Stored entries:
- - -

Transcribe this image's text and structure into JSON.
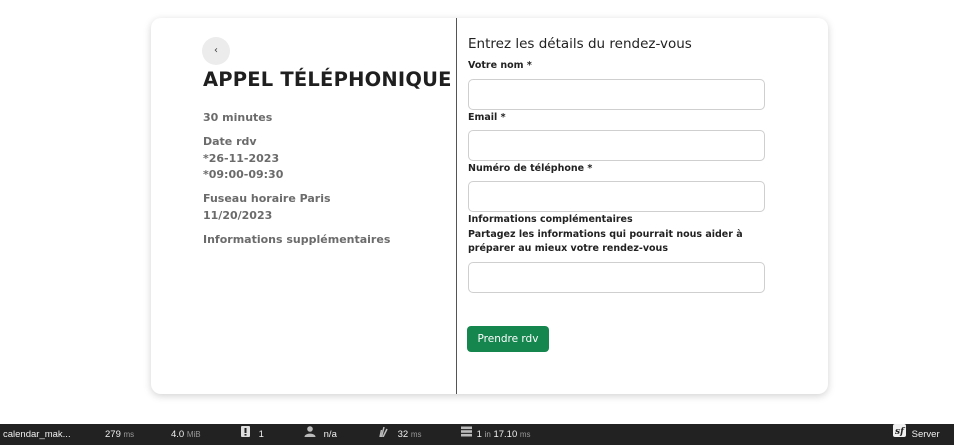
{
  "event": {
    "back_label": "‹",
    "title": "APPEL TÉLÉPHONIQUE",
    "duration": "30 minutes",
    "date_label": "Date rdv",
    "date_value": "*26-11-2023",
    "time_value": "*09:00-09:30",
    "timezone_label": "Fuseau horaire Paris",
    "timezone_date": "11/20/2023",
    "extra_info_label": "Informations supplémentaires"
  },
  "form": {
    "title": "Entrez les détails du rendez-vous",
    "name_label": "Votre nom *",
    "name_value": "",
    "email_label": "Email *",
    "email_value": "",
    "phone_label": "Numéro de téléphone *",
    "phone_value": "",
    "additional_label": "Informations complémentaires",
    "additional_help": "Partagez les informations qui pourrait nous aider à préparer au mieux votre rendez-vous",
    "additional_value": "",
    "submit_label": "Prendre rdv",
    "submit_color": "#16864f"
  },
  "debug_toolbar": {
    "route": "calendar_mak...",
    "time_value": "279",
    "time_unit": "ms",
    "memory_value": "4.0",
    "memory_unit": "MiB",
    "errors_count": "1",
    "user": "n/a",
    "twig_value": "32",
    "twig_unit": "ms",
    "db_queries": "1",
    "db_in": "in",
    "db_time": "17.10",
    "db_unit": "ms",
    "server_label": "Server",
    "icons": [
      "alert-icon",
      "user-icon",
      "twig-icon",
      "database-icon",
      "symfony-logo-icon"
    ]
  }
}
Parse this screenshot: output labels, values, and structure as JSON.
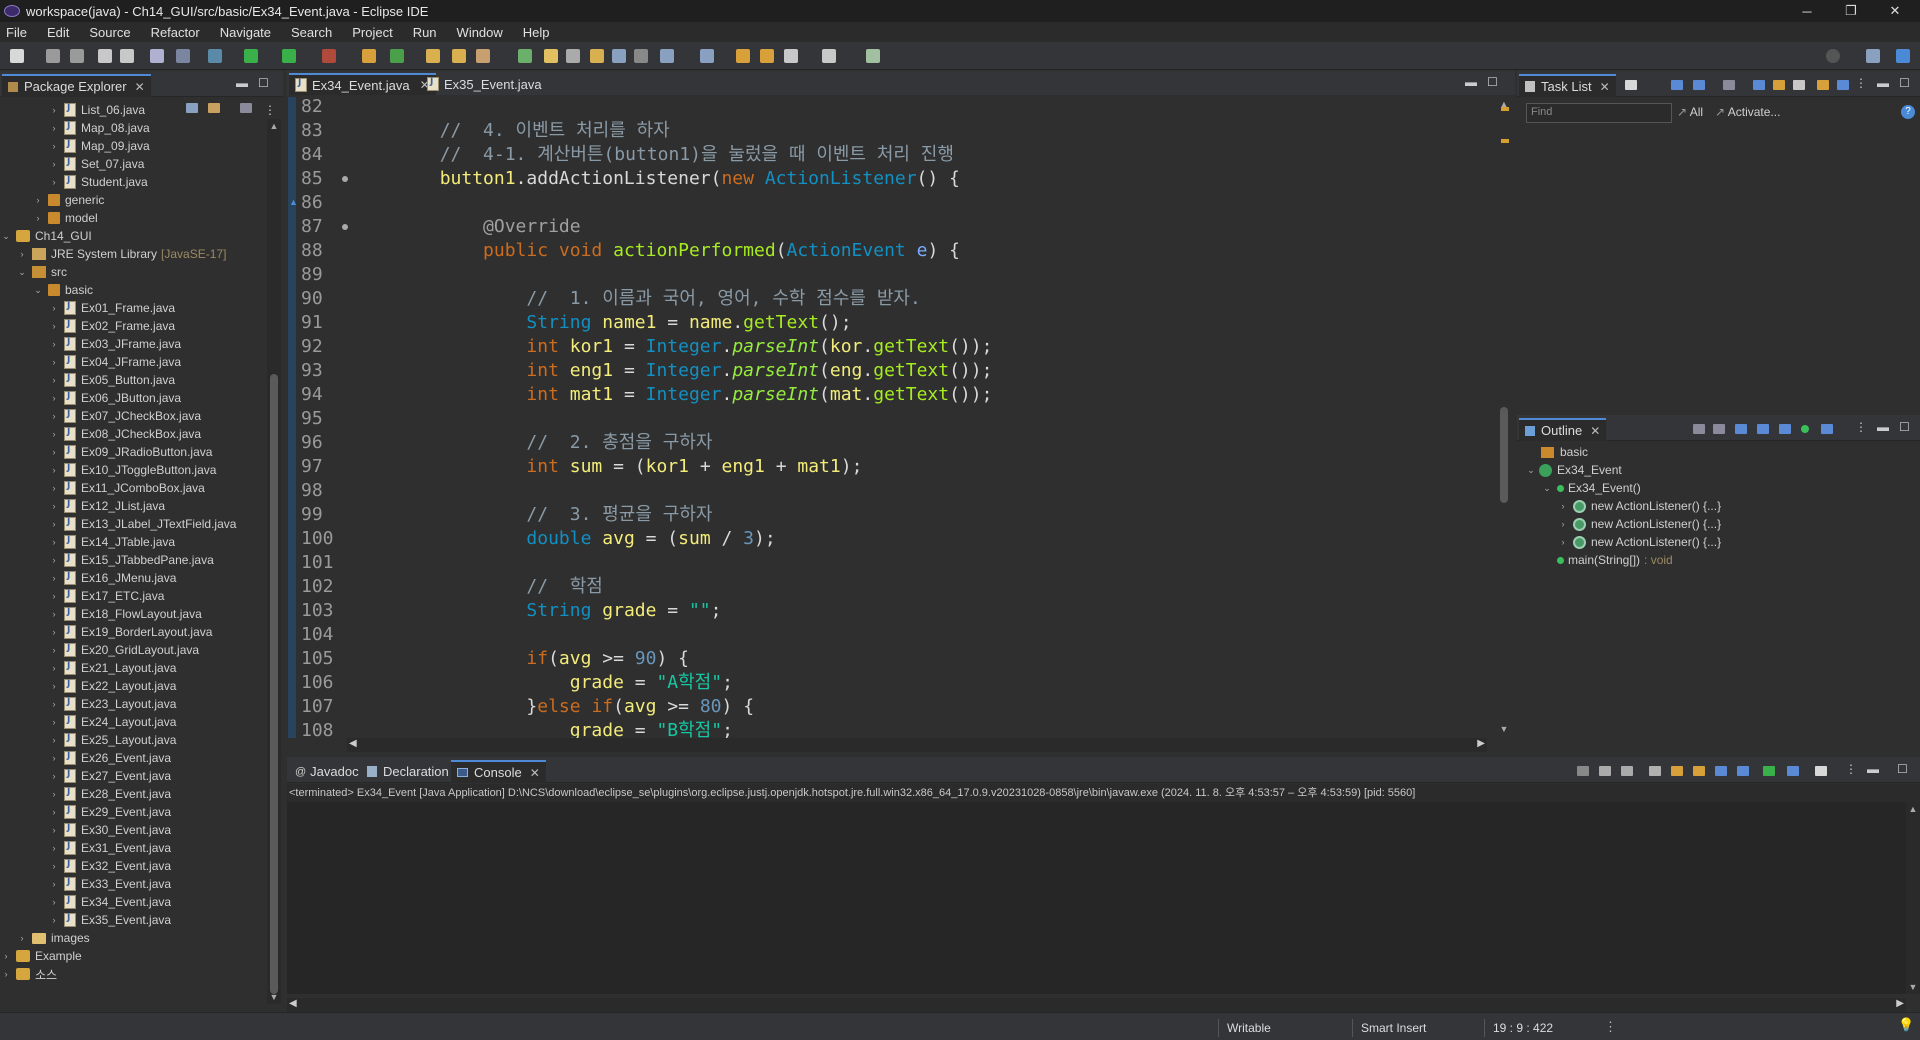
{
  "window": {
    "title": "workspace(java) - Ch14_GUI/src/basic/Ex34_Event.java - Eclipse IDE",
    "controls": [
      "─",
      "❐",
      "✕"
    ]
  },
  "menu": [
    "File",
    "Edit",
    "Source",
    "Refactor",
    "Navigate",
    "Search",
    "Project",
    "Run",
    "Window",
    "Help"
  ],
  "package_explorer": {
    "tab": "Package Explorer",
    "items": [
      {
        "label": "List_06.java",
        "kind": "file",
        "indent": 3
      },
      {
        "label": "Map_08.java",
        "kind": "file",
        "indent": 3
      },
      {
        "label": "Map_09.java",
        "kind": "file",
        "indent": 3
      },
      {
        "label": "Set_07.java",
        "kind": "file",
        "indent": 3
      },
      {
        "label": "Student.java",
        "kind": "file",
        "indent": 3
      },
      {
        "label": "generic",
        "kind": "package",
        "indent": 2
      },
      {
        "label": "model",
        "kind": "package",
        "indent": 2
      },
      {
        "label": "Ch14_GUI",
        "kind": "project",
        "indent": 0,
        "expanded": true
      },
      {
        "label": "JRE System Library",
        "decor": "[JavaSE-17]",
        "kind": "library",
        "indent": 1
      },
      {
        "label": "src",
        "kind": "src",
        "indent": 1,
        "expanded": true
      },
      {
        "label": "basic",
        "kind": "package",
        "indent": 2,
        "expanded": true
      },
      {
        "label": "Ex01_Frame.java",
        "kind": "file",
        "indent": 3
      },
      {
        "label": "Ex02_Frame.java",
        "kind": "file",
        "indent": 3
      },
      {
        "label": "Ex03_JFrame.java",
        "kind": "file",
        "indent": 3
      },
      {
        "label": "Ex04_JFrame.java",
        "kind": "file",
        "indent": 3
      },
      {
        "label": "Ex05_Button.java",
        "kind": "file",
        "indent": 3
      },
      {
        "label": "Ex06_JButton.java",
        "kind": "file",
        "indent": 3
      },
      {
        "label": "Ex07_JCheckBox.java",
        "kind": "file",
        "indent": 3
      },
      {
        "label": "Ex08_JCheckBox.java",
        "kind": "file",
        "indent": 3
      },
      {
        "label": "Ex09_JRadioButton.java",
        "kind": "file",
        "indent": 3
      },
      {
        "label": "Ex10_JToggleButton.java",
        "kind": "file",
        "indent": 3
      },
      {
        "label": "Ex11_JComboBox.java",
        "kind": "file",
        "indent": 3
      },
      {
        "label": "Ex12_JList.java",
        "kind": "file",
        "indent": 3
      },
      {
        "label": "Ex13_JLabel_JTextField.java",
        "kind": "file",
        "indent": 3
      },
      {
        "label": "Ex14_JTable.java",
        "kind": "file",
        "indent": 3
      },
      {
        "label": "Ex15_JTabbedPane.java",
        "kind": "file",
        "indent": 3
      },
      {
        "label": "Ex16_JMenu.java",
        "kind": "file",
        "indent": 3
      },
      {
        "label": "Ex17_ETC.java",
        "kind": "file",
        "indent": 3
      },
      {
        "label": "Ex18_FlowLayout.java",
        "kind": "file",
        "indent": 3
      },
      {
        "label": "Ex19_BorderLayout.java",
        "kind": "file",
        "indent": 3
      },
      {
        "label": "Ex20_GridLayout.java",
        "kind": "file",
        "indent": 3
      },
      {
        "label": "Ex21_Layout.java",
        "kind": "file",
        "indent": 3
      },
      {
        "label": "Ex22_Layout.java",
        "kind": "file",
        "indent": 3
      },
      {
        "label": "Ex23_Layout.java",
        "kind": "file",
        "indent": 3
      },
      {
        "label": "Ex24_Layout.java",
        "kind": "file",
        "indent": 3
      },
      {
        "label": "Ex25_Layout.java",
        "kind": "file",
        "indent": 3
      },
      {
        "label": "Ex26_Event.java",
        "kind": "file",
        "indent": 3
      },
      {
        "label": "Ex27_Event.java",
        "kind": "file",
        "indent": 3
      },
      {
        "label": "Ex28_Event.java",
        "kind": "file",
        "indent": 3
      },
      {
        "label": "Ex29_Event.java",
        "kind": "file",
        "indent": 3
      },
      {
        "label": "Ex30_Event.java",
        "kind": "file",
        "indent": 3
      },
      {
        "label": "Ex31_Event.java",
        "kind": "file",
        "indent": 3
      },
      {
        "label": "Ex32_Event.java",
        "kind": "file",
        "indent": 3
      },
      {
        "label": "Ex33_Event.java",
        "kind": "file",
        "indent": 3
      },
      {
        "label": "Ex34_Event.java",
        "kind": "file",
        "indent": 3
      },
      {
        "label": "Ex35_Event.java",
        "kind": "file",
        "indent": 3
      },
      {
        "label": "images",
        "kind": "folder",
        "indent": 1
      },
      {
        "label": "Example",
        "kind": "project",
        "indent": 0
      },
      {
        "label": "소스",
        "kind": "project",
        "indent": 0
      }
    ]
  },
  "editor": {
    "tabs": [
      {
        "label": "Ex34_Event.java",
        "active": true
      },
      {
        "label": "Ex35_Event.java",
        "active": false
      }
    ],
    "lines": [
      {
        "num": "82",
        "fold": false,
        "html": ""
      },
      {
        "num": "83",
        "fold": false,
        "html": "        <span class='c-com'>//  4. 이벤트 처리를 하자</span>"
      },
      {
        "num": "84",
        "fold": false,
        "html": "        <span class='c-com'>//  4-1. 계산버튼(button1)을 눌렀을 때 이벤트 처리 진행</span>"
      },
      {
        "num": "85",
        "fold": true,
        "html": "        <span class='c-var'>button1</span>.addActionListener(<span class='c-kw'>new</span> <span class='c-type'>ActionListener</span>() {"
      },
      {
        "num": "86",
        "fold": false,
        "html": ""
      },
      {
        "num": "87",
        "fold": true,
        "html": "            <span class='c-ann'>@Override</span>"
      },
      {
        "num": "88",
        "fold": false,
        "html": "            <span class='c-kw'>public</span> <span class='c-kw'>void</span> <span class='c-fn'>actionPerformed</span>(<span class='c-type'>ActionEvent</span> <span class='c-param'>e</span>) {"
      },
      {
        "num": "89",
        "fold": false,
        "html": ""
      },
      {
        "num": "90",
        "fold": false,
        "html": "                <span class='c-com'>//  1. 이름과 국어, 영어, 수학 점수를 받자.</span>"
      },
      {
        "num": "91",
        "fold": false,
        "html": "                <span class='c-type'>String</span> <span class='c-var'>name1</span> = <span class='c-var'>name</span>.<span class='c-fn'>getText</span>();"
      },
      {
        "num": "92",
        "fold": false,
        "html": "                <span class='c-kw'>int</span> <span class='c-var'>kor1</span> = <span class='c-type'>Integer</span>.<span class='c-static'>parseInt</span>(<span class='c-var'>kor</span>.<span class='c-fn'>getText</span>());"
      },
      {
        "num": "93",
        "fold": false,
        "html": "                <span class='c-kw'>int</span> <span class='c-var'>eng1</span> = <span class='c-type'>Integer</span>.<span class='c-static'>parseInt</span>(<span class='c-var'>eng</span>.<span class='c-fn'>getText</span>());"
      },
      {
        "num": "94",
        "fold": false,
        "html": "                <span class='c-kw'>int</span> <span class='c-var'>mat1</span> = <span class='c-type'>Integer</span>.<span class='c-static'>parseInt</span>(<span class='c-var'>mat</span>.<span class='c-fn'>getText</span>());"
      },
      {
        "num": "95",
        "fold": false,
        "html": ""
      },
      {
        "num": "96",
        "fold": false,
        "html": "                <span class='c-com'>//  2. 총점을 구하자</span>"
      },
      {
        "num": "97",
        "fold": false,
        "html": "                <span class='c-kw'>int</span> <span class='c-var'>sum</span> = (<span class='c-var'>kor1</span> + <span class='c-var'>eng1</span> + <span class='c-var'>mat1</span>);"
      },
      {
        "num": "98",
        "fold": false,
        "html": ""
      },
      {
        "num": "99",
        "fold": false,
        "html": "                <span class='c-com'>//  3. 평균을 구하자</span>"
      },
      {
        "num": "100",
        "fold": false,
        "html": "                <span class='c-type'>double</span> <span class='c-var'>avg</span> = (<span class='c-var'>sum</span> / <span class='c-num'>3</span>);"
      },
      {
        "num": "101",
        "fold": false,
        "html": ""
      },
      {
        "num": "102",
        "fold": false,
        "html": "                <span class='c-com'>//  학점</span>"
      },
      {
        "num": "103",
        "fold": false,
        "html": "                <span class='c-type'>String</span> <span class='c-var'>grade</span> = <span class='c-str'>\"\"</span>;"
      },
      {
        "num": "104",
        "fold": false,
        "html": ""
      },
      {
        "num": "105",
        "fold": false,
        "html": "                <span class='c-kw'>if</span>(<span class='c-var'>avg</span> >= <span class='c-num'>90</span>) {"
      },
      {
        "num": "106",
        "fold": false,
        "html": "                    <span class='c-var'>grade</span> = <span class='c-str'>\"A학점\"</span>;"
      },
      {
        "num": "107",
        "fold": false,
        "html": "                }<span class='c-kw'>else</span> <span class='c-kw'>if</span>(<span class='c-var'>avg</span> >= <span class='c-num'>80</span>) {"
      },
      {
        "num": "108",
        "fold": false,
        "html": "                    <span class='c-var'>grade</span> = <span class='c-str'>\"B학점\"</span>;"
      }
    ]
  },
  "task_list": {
    "tab": "Task List",
    "find_placeholder": "Find",
    "all_label": "All",
    "activate_label": "Activate..."
  },
  "outline": {
    "tab": "Outline",
    "items": [
      {
        "label": "basic",
        "suffix": "",
        "kind": "package",
        "indent": 0,
        "arrow": ""
      },
      {
        "label": "Ex34_Event",
        "suffix": "",
        "kind": "class",
        "indent": 0,
        "arrow": "v"
      },
      {
        "label": "Ex34_Event()",
        "suffix": "",
        "kind": "constructor",
        "indent": 1,
        "arrow": "v"
      },
      {
        "label": "new ActionListener() {...}",
        "suffix": "",
        "kind": "anon",
        "indent": 2,
        "arrow": ">"
      },
      {
        "label": "new ActionListener() {...}",
        "suffix": "",
        "kind": "anon",
        "indent": 2,
        "arrow": ">"
      },
      {
        "label": "new ActionListener() {...}",
        "suffix": "",
        "kind": "anon",
        "indent": 2,
        "arrow": ">"
      },
      {
        "label": "main(String[])",
        "suffix": ": void",
        "kind": "method",
        "indent": 1,
        "arrow": ""
      }
    ]
  },
  "bottom": {
    "tabs": [
      "Javadoc",
      "Declaration",
      "Console"
    ],
    "active_tab": "Console",
    "console_info": "<terminated> Ex34_Event [Java Application] D:\\NCS\\download\\eclipse_se\\plugins\\org.eclipse.justj.openjdk.hotspot.jre.full.win32.x86_64_17.0.9.v20231028-0858\\jre\\bin\\javaw.exe  (2024. 11. 8. 오후 4:53:57 – 오후 4:53:59) [pid: 5560]"
  },
  "status": {
    "writable": "Writable",
    "insert_mode": "Smart Insert",
    "position": "19 : 9 : 422"
  },
  "colors": {
    "accent": "#4e8ad6",
    "background": "#2f2f2f",
    "keyword": "#cc6c1d",
    "type": "#1290c3",
    "comment": "#8a9aa6"
  }
}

- - -

→ STATED GOAL
Among the lines above, count those containing the word "rendez" and give nothing but the result.

→ TASK OUTPUT
2